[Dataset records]
....
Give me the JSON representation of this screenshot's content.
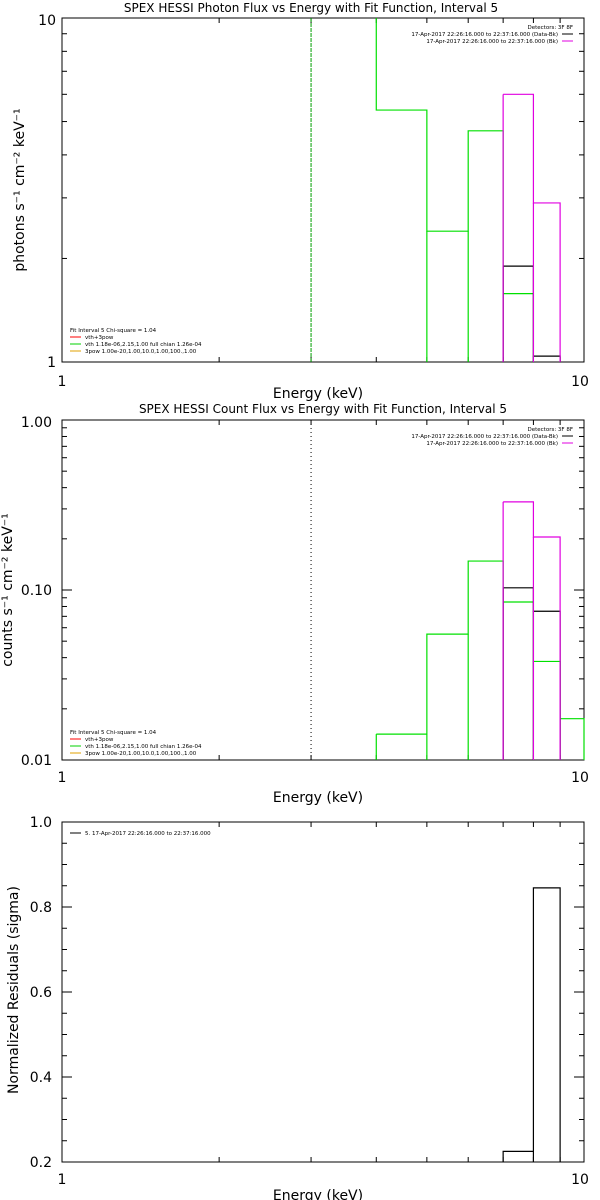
{
  "chart_data": [
    {
      "type": "step",
      "title": "SPEX HESSI Photon Flux vs Energy with Fit Function, Interval 5",
      "xlabel": "Energy (keV)",
      "ylabel": "photons s⁻¹ cm⁻² keV⁻¹",
      "xscale": "log",
      "yscale": "log",
      "xlim": [
        1,
        10
      ],
      "ylim": [
        1,
        10
      ],
      "x_ticks": [
        "1",
        "10"
      ],
      "y_ticks": [
        "1",
        "10"
      ],
      "vline": {
        "x": 3.0,
        "color": "#00a000",
        "style": "dashed"
      },
      "legend_top_right": {
        "header": "Detectors: 3F 8F",
        "entries": [
          {
            "label": "17-Apr-2017 22:26:16.000 to 22:37:16.000 (Data-Bk)",
            "color": "#000000"
          },
          {
            "label": "17-Apr-2017 22:26:16.000 to 22:37:16.000 (Bk)",
            "color": "#e000e0"
          }
        ]
      },
      "legend_bottom_left": {
        "header": "Fit Interval 5   Chi-square = 1.04",
        "entries": [
          {
            "label": "vth+3pow",
            "color": "#ff0000"
          },
          {
            "label": "vth 1.18e-06,2.15,1.00  full chian 1.26e-04",
            "color": "#00d000"
          },
          {
            "label": "3pow 1.00e-20,1.00,10.0,1.00,100.,1.00",
            "color": "#e0a000"
          }
        ]
      },
      "series": [
        {
          "color": "#00e000",
          "edges": [
            4.0,
            5.0,
            6.0,
            7.0,
            8.0
          ],
          "values": [
            5.4,
            2.4,
            4.7,
            1.58
          ],
          "left_edge_to_top": true
        },
        {
          "color": "#000000",
          "edges": [
            7.0,
            8.0,
            9.0
          ],
          "values": [
            1.9,
            1.04
          ]
        },
        {
          "color": "#e000e0",
          "edges": [
            7.0,
            8.0,
            9.0
          ],
          "values": [
            6.0,
            2.9
          ]
        }
      ]
    },
    {
      "type": "step",
      "title": "SPEX HESSI Count Flux vs Energy with Fit Function, Interval 5",
      "xlabel": "Energy (keV)",
      "ylabel": "counts s⁻¹ cm⁻² keV⁻¹",
      "xscale": "log",
      "yscale": "log",
      "xlim": [
        1,
        10
      ],
      "ylim": [
        0.01,
        1.0
      ],
      "x_ticks": [
        "1",
        "10"
      ],
      "y_ticks": [
        "0.01",
        "0.10",
        "1.00"
      ],
      "vline": {
        "x": 3.0,
        "color": "#000000",
        "style": "dotted"
      },
      "legend_top_right": {
        "header": "Detectors: 3F 8F",
        "entries": [
          {
            "label": "17-Apr-2017 22:26:16.000 to 22:37:16.000 (Data-Bk)",
            "color": "#000000"
          },
          {
            "label": "17-Apr-2017 22:26:16.000 to 22:37:16.000 (Bk)",
            "color": "#e000e0"
          }
        ]
      },
      "legend_bottom_left": {
        "header": "Fit Interval 5   Chi-square = 1.04",
        "entries": [
          {
            "label": "vth+3pow",
            "color": "#ff0000"
          },
          {
            "label": "vth 1.18e-06,2.15,1.00  full chian 1.26e-04",
            "color": "#00d000"
          },
          {
            "label": "3pow 1.00e-20,1.00,10.0,1.00,100.,1.00",
            "color": "#e0a000"
          }
        ]
      },
      "series": [
        {
          "color": "#00e000",
          "edges": [
            4.0,
            5.0,
            6.0,
            7.0,
            8.0,
            9.0,
            10.0
          ],
          "values": [
            0.0142,
            0.055,
            0.148,
            0.085,
            0.038,
            0.0175
          ]
        },
        {
          "color": "#000000",
          "edges": [
            7.0,
            8.0,
            9.0
          ],
          "values": [
            0.103,
            0.075
          ]
        },
        {
          "color": "#e000e0",
          "edges": [
            7.0,
            8.0,
            9.0
          ],
          "values": [
            0.33,
            0.205
          ]
        }
      ]
    },
    {
      "type": "step",
      "title": "",
      "xlabel": "Energy (keV)",
      "ylabel": "Normalized Residuals (sigma)",
      "xscale": "log",
      "yscale": "linear",
      "xlim": [
        1,
        10
      ],
      "ylim": [
        0.2,
        1.0
      ],
      "x_ticks": [
        "1",
        "10"
      ],
      "y_ticks": [
        "0.2",
        "0.4",
        "0.6",
        "0.8",
        "1.0"
      ],
      "legend_top_left": {
        "entries": [
          {
            "label": "5. 17-Apr-2017 22:26:16.000 to 22:37:16.000",
            "color": "#000000"
          }
        ]
      },
      "series": [
        {
          "color": "#000000",
          "edges": [
            7.0,
            8.0,
            9.0
          ],
          "values": [
            0.225,
            0.845
          ],
          "drop_to_bottom": true
        }
      ]
    }
  ]
}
....
> [Task to carry out]
Report all lines of the material that contain the word "true".

> [Worked solution]
          "left_edge_to_top": true
          "drop_to_bottom": true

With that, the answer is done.